WHAT YOU HAVE TO DO: Check each line of the records for "количество"; collect those that have it.

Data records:
_ _ _ _

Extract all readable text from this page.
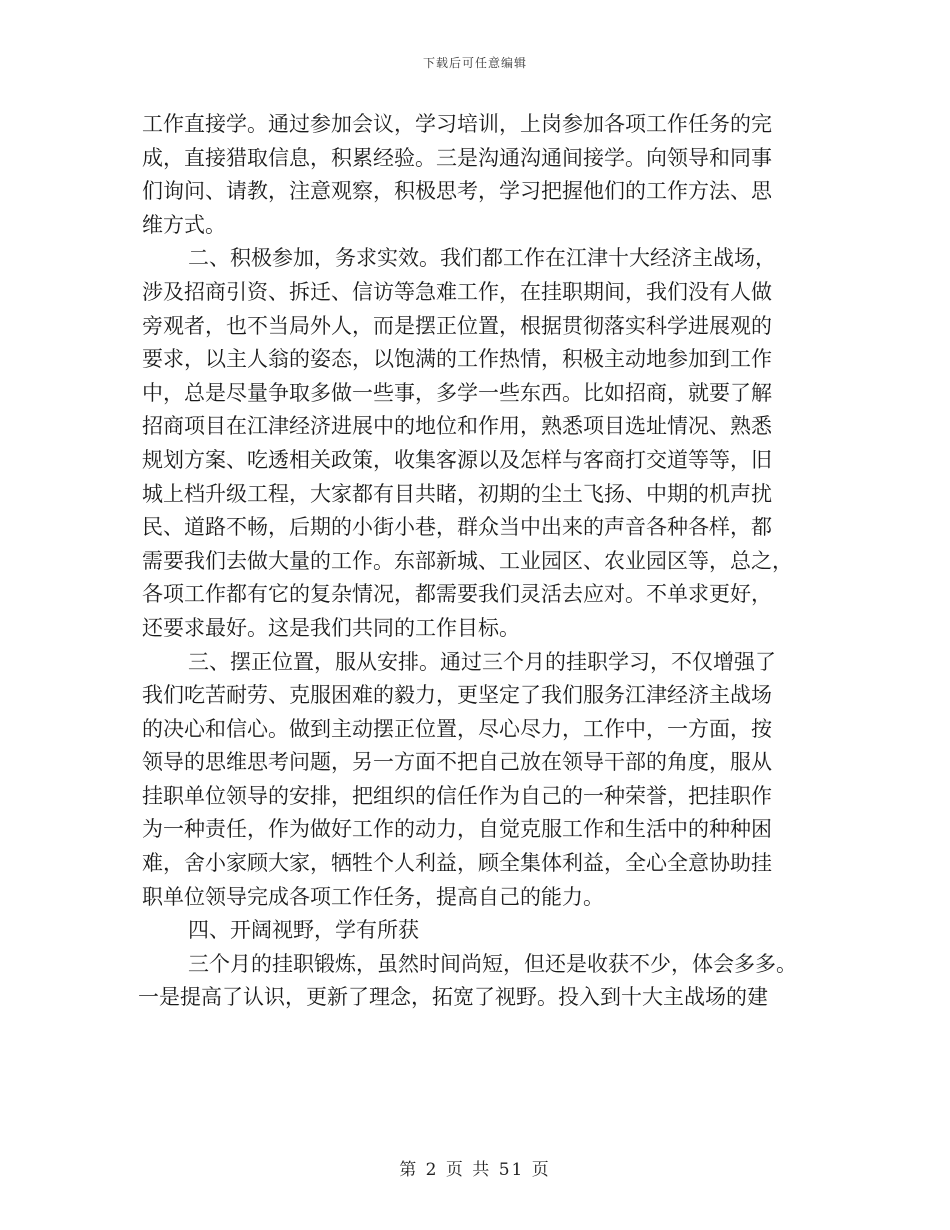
下载后可任意编辑
工作直接学。通过参加会议，学习培训，上岗参加各项工作任务的完
成，直接猎取信息，积累经验。三是沟通沟通间接学。向领导和同事
们询问、请教，注意观察，积极思考，学习把握他们的工作方法、思
维方式。
二、积极参加，务求实效。我们都工作在江津十大经济主战场，
涉及招商引资、拆迁、信访等急难工作，在挂职期间，我们没有人做
旁观者，也不当局外人，而是摆正位置，根据贯彻落实科学进展观的
要求，以主人翁的姿态，以饱满的工作热情，积极主动地参加到工作
中，总是尽量争取多做一些事，多学一些东西。比如招商，就要了解
招商项目在江津经济进展中的地位和作用，熟悉项目选址情况、熟悉
规划方案、吃透相关政策，收集客源以及怎样与客商打交道等等，旧
城上档升级工程，大家都有目共睹，初期的尘土飞扬、中期的机声扰
民、道路不畅，后期的小街小巷，群众当中出来的声音各种各样，都
需要我们去做大量的工作。东部新城、工业园区、农业园区等，总之，
各项工作都有它的复杂情况，都需要我们灵活去应对。不单求更好，
还要求最好。这是我们共同的工作目标。
三、摆正位置，服从安排。通过三个月的挂职学习，不仅增强了
我们吃苦耐劳、克服困难的毅力，更坚定了我们服务江津经济主战场
的决心和信心。做到主动摆正位置，尽心尽力，工作中，一方面，按
领导的思维思考问题，另一方面不把自己放在领导干部的角度，服从
挂职单位领导的安排，把组织的信任作为自己的一种荣誉，把挂职作
为一种责任，作为做好工作的动力，自觉克服工作和生活中的种种困
难，舍小家顾大家，牺牲个人利益，顾全集体利益，全心全意协助挂
职单位领导完成各项工作任务，提高自己的能力。
四、开阔视野，学有所获
三个月的挂职锻炼，虽然时间尚短，但还是收获不少，体会多多。
一是提高了认识，更新了理念，拓宽了视野。投入到十大主战场的建
第 2 页 共 51 页
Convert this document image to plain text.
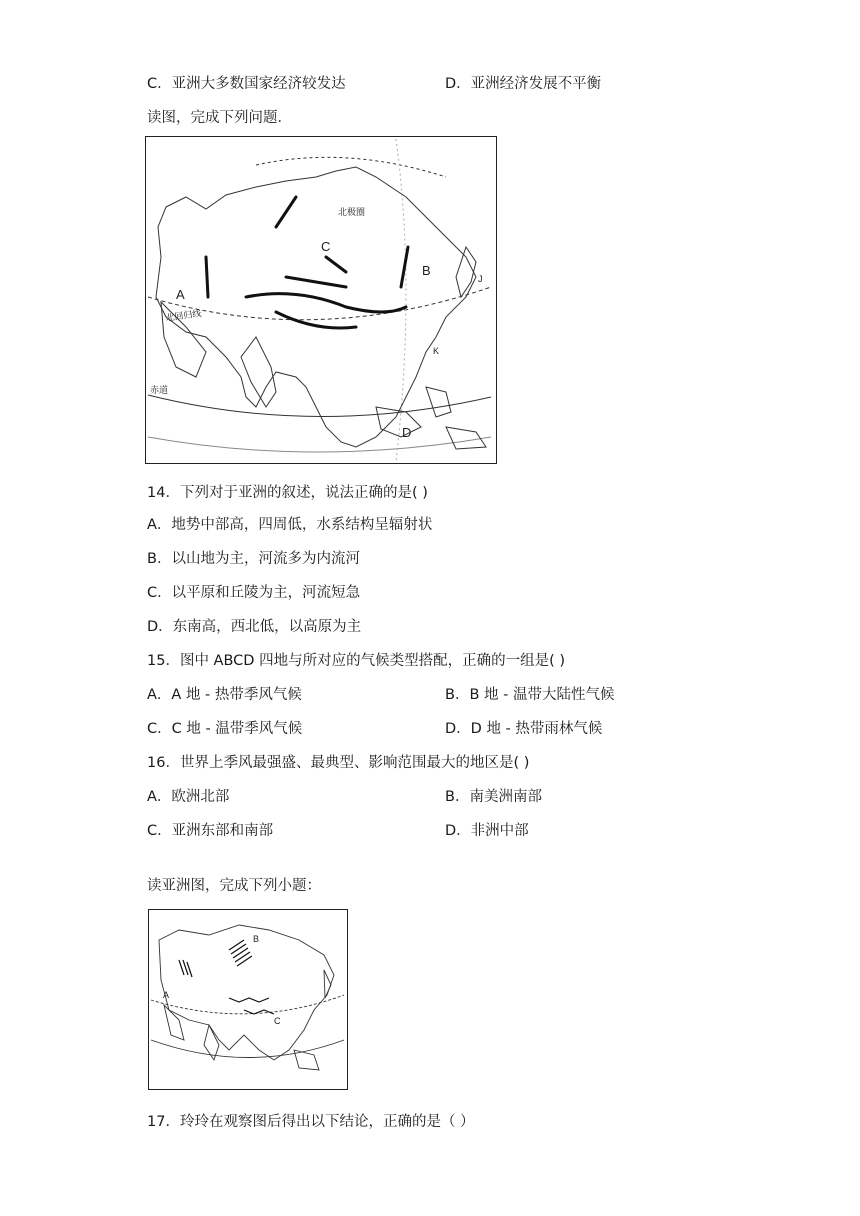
C．亚洲大多数国家经济较发达	D．亚洲经济发展不平衡
读图，完成下列问题．
北极圈
北回归线
赤道
A
B
C
D
J
K
14．下列对于亚洲的叙述，说法正确的是( )
A．地势中部高，四周低，水系结构呈辐射状
B．以山地为主，河流多为内流河
C．以平原和丘陵为主，河流短急
D．东南高，西北低，以高原为主
15．图中 ABCD 四地与所对应的气候类型搭配，正确的一组是( )
A．A 地 - 热带季风气候	B．B 地 - 温带大陆性气候
C．C 地 - 温带季风气候	D．D 地 - 热带雨林气候
16．世界上季风最强盛、最典型、影响范围最大的地区是( )
A．欧洲北部	B．南美洲南部
C．亚洲东部和南部	D．非洲中部
读亚洲图，完成下列小题：
A
B
C
17．玲玲在观察图后得出以下结论，正确的是（ ）
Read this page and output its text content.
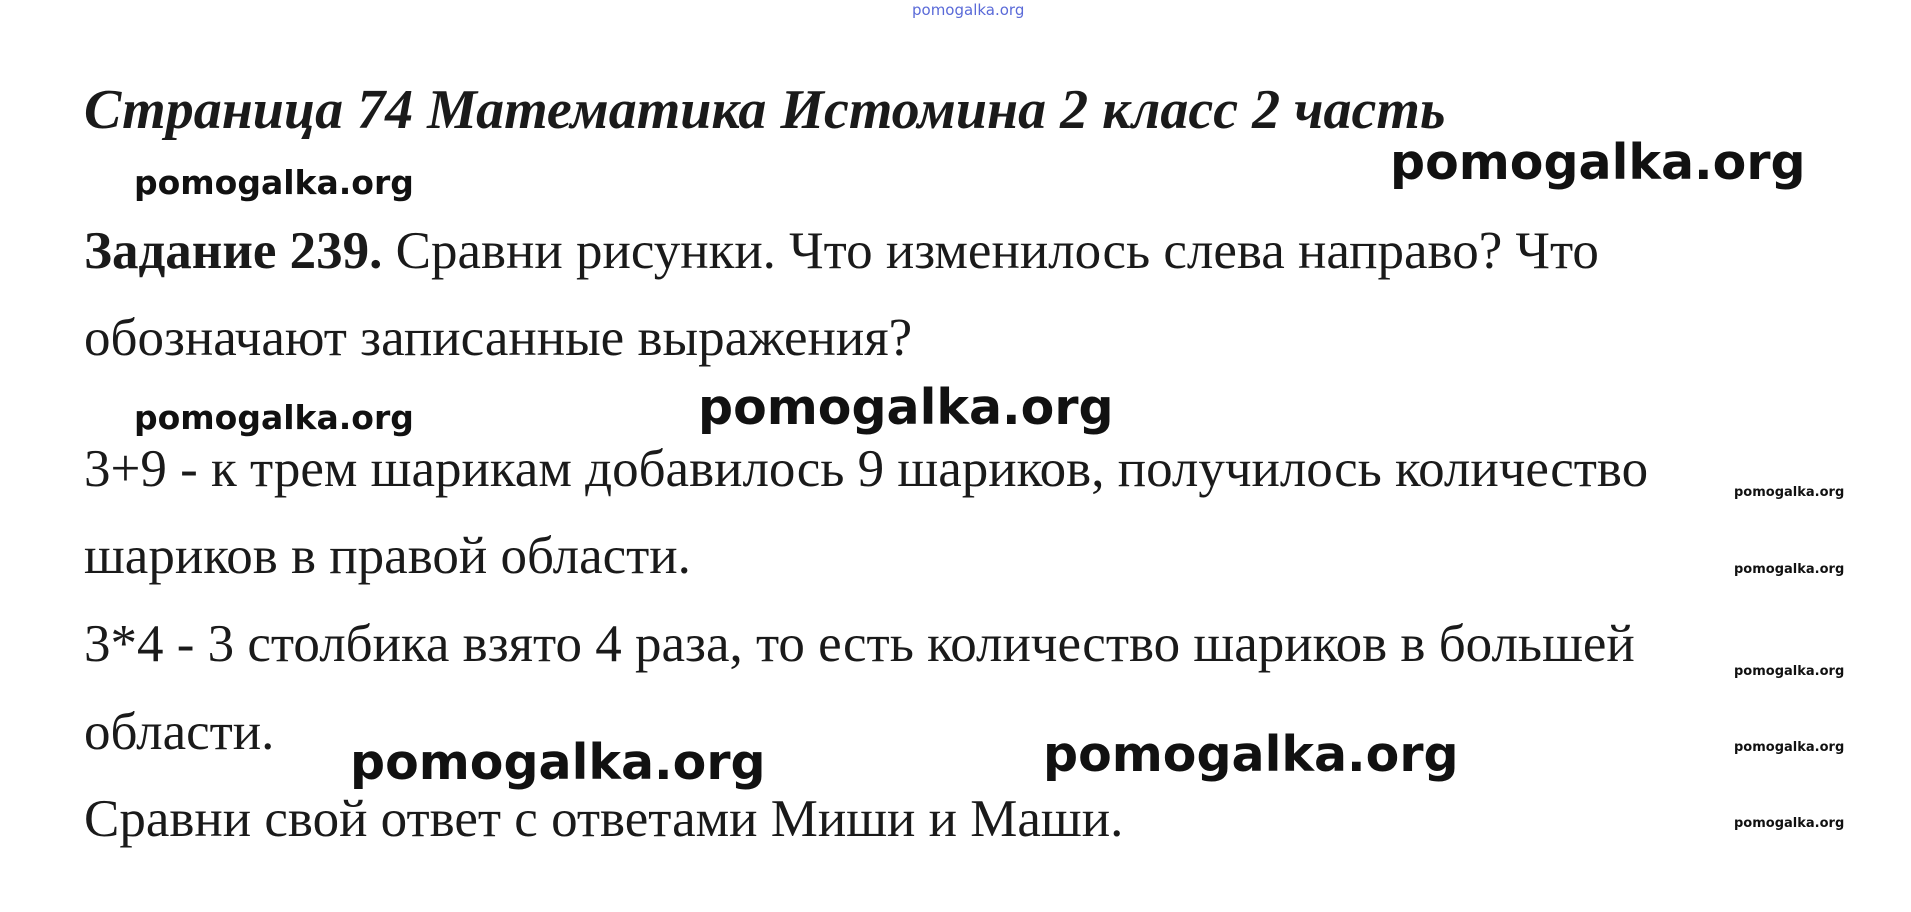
pomogalka.org
Страница 74 Математика Истомина 2 класс 2 часть
pomogalka.org
pomogalka.org
Задание 239. Сравни рисунки. Что изменилось слева направо? Что
обозначают записанные выражения?
pomogalka.org	pomogalka.org
3+9 - к трем шарикам добавилось 9 шариков, получилось количество	pomogalka.org
шариков в правой области.	pomogalka.org
3*4 - 3 столбика взято 4 раза, то есть количество шариков в большей	pomogalka.org
области.
pomogalka.org	pomogalka.org	pomogalka.org
Сравни свой ответ с ответами Миши и Маши.	pomogalka.org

_ _ _ _

WRITTEN ANSWER:
3+9 - к трем шарикам добавилось 9 шариков, получилось количество	pomogalka.org
3*4 - 3 столбика взято 4 раза, то есть количество шариков в большей	pomogalka.org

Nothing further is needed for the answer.